The problem:
Copy out the rows between the line holding "Annotate this image: element" and the line holding "Segment this chart: for", inclusive, word for word. Leave the pictures out of your copy.
## begin Records for the exercise
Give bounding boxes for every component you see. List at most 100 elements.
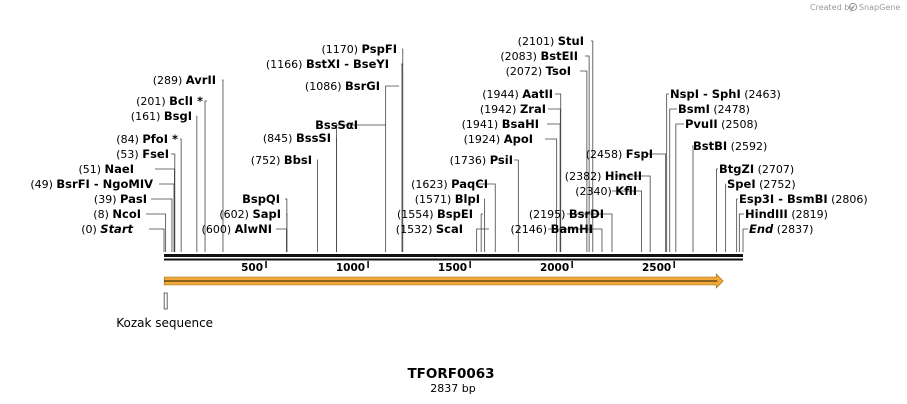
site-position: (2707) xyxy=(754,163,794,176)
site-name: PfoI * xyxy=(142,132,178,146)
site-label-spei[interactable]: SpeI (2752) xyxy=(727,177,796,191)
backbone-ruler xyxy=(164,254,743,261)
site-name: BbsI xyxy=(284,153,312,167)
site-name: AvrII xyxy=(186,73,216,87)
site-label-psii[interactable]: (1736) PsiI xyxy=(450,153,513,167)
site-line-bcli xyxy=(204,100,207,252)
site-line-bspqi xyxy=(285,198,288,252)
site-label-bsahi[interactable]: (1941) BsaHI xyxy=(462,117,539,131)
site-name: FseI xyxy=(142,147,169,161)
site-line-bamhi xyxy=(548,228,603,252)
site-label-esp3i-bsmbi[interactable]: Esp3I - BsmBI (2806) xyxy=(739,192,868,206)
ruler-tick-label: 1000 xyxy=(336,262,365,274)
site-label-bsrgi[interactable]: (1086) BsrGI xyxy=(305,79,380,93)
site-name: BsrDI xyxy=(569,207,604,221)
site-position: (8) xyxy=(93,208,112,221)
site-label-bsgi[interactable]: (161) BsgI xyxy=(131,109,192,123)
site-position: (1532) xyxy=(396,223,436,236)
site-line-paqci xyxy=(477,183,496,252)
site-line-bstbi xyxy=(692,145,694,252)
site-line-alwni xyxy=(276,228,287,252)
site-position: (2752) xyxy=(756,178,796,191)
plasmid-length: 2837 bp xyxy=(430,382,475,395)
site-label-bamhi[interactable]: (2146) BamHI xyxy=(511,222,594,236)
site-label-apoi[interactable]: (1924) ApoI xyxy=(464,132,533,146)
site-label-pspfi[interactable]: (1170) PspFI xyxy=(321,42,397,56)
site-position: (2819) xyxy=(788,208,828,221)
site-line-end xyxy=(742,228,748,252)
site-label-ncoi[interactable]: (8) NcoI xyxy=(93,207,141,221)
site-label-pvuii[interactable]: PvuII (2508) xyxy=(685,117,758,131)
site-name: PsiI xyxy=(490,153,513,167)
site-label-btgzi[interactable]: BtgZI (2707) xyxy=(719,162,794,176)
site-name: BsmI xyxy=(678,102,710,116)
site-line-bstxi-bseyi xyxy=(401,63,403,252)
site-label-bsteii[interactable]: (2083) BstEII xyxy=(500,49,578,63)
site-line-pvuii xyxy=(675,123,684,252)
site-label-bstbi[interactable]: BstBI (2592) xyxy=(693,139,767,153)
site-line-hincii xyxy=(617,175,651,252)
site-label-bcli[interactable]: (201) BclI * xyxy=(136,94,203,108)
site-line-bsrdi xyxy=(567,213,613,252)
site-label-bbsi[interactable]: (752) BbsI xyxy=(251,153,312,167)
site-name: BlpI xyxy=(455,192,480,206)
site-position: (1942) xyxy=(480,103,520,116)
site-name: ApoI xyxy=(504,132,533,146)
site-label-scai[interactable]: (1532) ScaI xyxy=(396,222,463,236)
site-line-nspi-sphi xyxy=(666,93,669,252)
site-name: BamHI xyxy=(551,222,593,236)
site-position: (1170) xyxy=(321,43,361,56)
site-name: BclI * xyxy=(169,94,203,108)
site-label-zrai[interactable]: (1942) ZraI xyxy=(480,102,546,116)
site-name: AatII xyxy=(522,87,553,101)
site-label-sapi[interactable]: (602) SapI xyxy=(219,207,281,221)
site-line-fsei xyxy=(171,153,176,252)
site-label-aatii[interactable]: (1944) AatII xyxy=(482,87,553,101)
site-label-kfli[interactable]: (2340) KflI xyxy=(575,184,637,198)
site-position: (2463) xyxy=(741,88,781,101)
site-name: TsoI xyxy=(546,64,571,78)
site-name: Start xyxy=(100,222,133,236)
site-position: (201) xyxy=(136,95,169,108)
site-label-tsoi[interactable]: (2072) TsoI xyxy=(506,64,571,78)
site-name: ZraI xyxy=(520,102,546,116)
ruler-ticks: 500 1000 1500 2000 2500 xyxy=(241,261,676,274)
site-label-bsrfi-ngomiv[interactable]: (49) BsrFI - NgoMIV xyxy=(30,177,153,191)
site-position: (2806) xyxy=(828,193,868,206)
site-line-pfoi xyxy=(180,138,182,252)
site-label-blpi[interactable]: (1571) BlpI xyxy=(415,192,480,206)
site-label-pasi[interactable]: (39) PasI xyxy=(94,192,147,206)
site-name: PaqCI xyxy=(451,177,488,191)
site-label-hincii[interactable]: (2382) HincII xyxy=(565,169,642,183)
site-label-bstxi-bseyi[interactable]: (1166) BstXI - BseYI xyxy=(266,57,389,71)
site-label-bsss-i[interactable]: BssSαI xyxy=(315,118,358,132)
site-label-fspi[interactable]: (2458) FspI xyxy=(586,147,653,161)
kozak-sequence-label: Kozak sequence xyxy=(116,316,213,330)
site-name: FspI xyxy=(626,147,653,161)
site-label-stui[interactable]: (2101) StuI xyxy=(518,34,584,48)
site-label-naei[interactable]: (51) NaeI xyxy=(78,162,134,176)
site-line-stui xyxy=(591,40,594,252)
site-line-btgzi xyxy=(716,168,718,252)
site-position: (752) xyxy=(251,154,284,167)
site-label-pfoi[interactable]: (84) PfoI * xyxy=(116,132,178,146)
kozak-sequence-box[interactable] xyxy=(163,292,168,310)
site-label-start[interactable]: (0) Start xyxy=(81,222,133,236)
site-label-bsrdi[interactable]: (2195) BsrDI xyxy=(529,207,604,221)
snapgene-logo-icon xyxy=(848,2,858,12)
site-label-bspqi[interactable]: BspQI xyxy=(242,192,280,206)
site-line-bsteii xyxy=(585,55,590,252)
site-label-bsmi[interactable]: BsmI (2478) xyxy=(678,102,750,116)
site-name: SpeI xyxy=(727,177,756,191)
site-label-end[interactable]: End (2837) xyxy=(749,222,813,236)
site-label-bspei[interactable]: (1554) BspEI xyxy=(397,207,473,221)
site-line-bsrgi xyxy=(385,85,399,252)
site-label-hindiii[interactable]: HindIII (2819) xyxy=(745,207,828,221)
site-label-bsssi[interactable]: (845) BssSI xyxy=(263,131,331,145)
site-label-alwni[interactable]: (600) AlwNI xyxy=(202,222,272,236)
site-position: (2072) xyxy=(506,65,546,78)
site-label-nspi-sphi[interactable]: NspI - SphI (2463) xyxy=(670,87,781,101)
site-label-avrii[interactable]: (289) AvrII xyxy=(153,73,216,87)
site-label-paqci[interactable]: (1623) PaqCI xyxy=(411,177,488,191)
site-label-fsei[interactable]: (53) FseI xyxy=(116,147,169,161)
## end Records for the exercise
## begin Records for the exercise
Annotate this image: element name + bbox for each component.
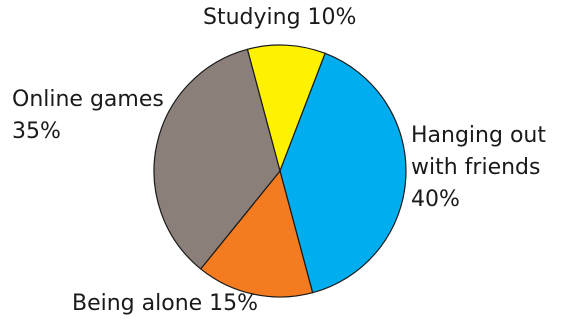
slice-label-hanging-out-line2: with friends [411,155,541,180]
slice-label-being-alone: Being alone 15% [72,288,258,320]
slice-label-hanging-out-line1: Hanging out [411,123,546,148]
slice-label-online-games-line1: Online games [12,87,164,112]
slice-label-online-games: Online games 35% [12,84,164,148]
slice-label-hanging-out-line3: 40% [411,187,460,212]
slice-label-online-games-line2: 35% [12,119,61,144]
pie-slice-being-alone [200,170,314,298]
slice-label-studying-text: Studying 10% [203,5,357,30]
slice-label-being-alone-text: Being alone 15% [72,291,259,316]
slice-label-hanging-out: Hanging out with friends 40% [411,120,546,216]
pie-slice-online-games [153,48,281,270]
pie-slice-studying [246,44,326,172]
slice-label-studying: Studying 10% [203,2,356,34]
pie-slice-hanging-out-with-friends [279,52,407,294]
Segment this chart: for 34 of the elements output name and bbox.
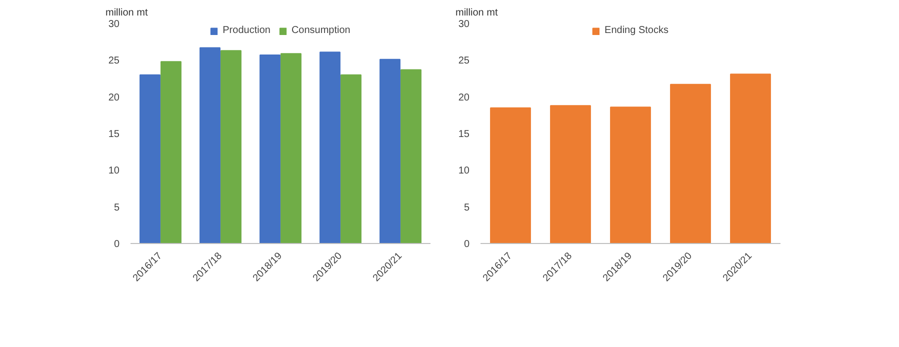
## end Records for the exercise
Full output:
Annotate this image: element name + bbox for each component.
slice-label-hanging-out-line2: with friends [411,155,541,180]
slice-label-being-alone: Being alone 15% [72,288,258,320]
slice-label-hanging-out-line1: Hanging out [411,123,546,148]
slice-label-online-games-line1: Online games [12,87,164,112]
slice-label-online-games: Online games 35% [12,84,164,148]
slice-label-hanging-out-line3: 40% [411,187,460,212]
slice-label-online-games-line2: 35% [12,119,61,144]
pie-slice-being-alone [200,170,314,298]
slice-label-studying-text: Studying 10% [203,5,357,30]
slice-label-being-alone-text: Being alone 15% [72,291,259,316]
slice-label-hanging-out: Hanging out with friends 40% [411,120,546,216]
pie-slice-online-games [153,48,281,270]
pie-slice-studying [246,44,326,172]
slice-label-studying: Studying 10% [203,2,356,34]
pie-slice-hanging-out-with-friends [279,52,407,294]
Segment this chart: for 34 of the elements output name and bbox.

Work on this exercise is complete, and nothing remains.